* [EXERCISE INPUT]:

-- Begin --

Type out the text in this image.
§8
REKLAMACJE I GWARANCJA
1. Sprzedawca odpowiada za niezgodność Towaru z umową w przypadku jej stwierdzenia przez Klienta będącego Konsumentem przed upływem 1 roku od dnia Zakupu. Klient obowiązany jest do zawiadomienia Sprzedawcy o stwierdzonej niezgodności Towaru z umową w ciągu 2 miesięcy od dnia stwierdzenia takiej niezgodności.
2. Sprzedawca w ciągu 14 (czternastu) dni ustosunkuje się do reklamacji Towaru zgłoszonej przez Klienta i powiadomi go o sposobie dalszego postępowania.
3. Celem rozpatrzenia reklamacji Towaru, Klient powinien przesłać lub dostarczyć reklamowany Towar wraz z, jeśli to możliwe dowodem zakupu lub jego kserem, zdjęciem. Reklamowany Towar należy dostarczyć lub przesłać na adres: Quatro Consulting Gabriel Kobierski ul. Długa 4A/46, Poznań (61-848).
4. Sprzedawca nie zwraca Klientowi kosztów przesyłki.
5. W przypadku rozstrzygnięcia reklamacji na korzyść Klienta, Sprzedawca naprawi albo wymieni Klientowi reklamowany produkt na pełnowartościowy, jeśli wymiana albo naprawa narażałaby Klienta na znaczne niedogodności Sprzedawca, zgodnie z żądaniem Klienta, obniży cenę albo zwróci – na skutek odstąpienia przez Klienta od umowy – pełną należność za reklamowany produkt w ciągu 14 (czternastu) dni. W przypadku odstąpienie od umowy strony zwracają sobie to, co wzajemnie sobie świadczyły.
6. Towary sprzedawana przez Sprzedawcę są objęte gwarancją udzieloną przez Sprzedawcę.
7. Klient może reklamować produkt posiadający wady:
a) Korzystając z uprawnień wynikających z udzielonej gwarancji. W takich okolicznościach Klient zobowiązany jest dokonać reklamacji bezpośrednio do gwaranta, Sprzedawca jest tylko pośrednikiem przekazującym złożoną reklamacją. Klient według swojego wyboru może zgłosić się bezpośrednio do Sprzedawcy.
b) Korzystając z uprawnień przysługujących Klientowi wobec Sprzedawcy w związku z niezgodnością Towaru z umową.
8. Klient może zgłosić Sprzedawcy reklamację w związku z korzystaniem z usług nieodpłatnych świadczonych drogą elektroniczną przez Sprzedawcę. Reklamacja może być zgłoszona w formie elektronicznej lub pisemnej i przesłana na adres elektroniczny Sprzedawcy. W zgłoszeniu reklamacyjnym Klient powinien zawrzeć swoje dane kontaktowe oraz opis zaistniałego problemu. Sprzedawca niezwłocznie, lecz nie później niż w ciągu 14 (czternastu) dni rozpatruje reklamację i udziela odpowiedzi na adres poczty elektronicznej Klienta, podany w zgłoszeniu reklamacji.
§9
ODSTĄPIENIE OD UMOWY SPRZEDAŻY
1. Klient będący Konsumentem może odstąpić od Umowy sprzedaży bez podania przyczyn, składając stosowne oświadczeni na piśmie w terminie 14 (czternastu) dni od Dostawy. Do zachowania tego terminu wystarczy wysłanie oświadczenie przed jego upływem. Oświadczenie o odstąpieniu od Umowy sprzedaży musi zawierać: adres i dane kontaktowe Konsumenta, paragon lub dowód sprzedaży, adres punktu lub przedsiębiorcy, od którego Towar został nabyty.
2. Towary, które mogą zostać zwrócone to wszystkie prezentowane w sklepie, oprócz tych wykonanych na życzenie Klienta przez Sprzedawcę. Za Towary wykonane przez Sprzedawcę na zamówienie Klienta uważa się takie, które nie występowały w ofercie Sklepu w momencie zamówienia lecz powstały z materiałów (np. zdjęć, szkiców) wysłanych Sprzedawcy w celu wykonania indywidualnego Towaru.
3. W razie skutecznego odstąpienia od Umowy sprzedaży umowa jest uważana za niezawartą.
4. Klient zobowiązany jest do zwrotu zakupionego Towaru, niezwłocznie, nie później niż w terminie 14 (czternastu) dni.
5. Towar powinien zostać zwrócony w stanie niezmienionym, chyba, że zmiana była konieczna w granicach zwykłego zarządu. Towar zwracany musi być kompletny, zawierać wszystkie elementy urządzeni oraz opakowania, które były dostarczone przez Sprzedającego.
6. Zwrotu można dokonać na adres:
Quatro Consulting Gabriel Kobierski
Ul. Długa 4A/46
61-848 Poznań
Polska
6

-- End --

* [WHAT TO DO]: Give the count of lines in the data shown above that contain "Sprzedawcy", and nothing else.

* [ANSWER TO THIS EXERCISE]: 5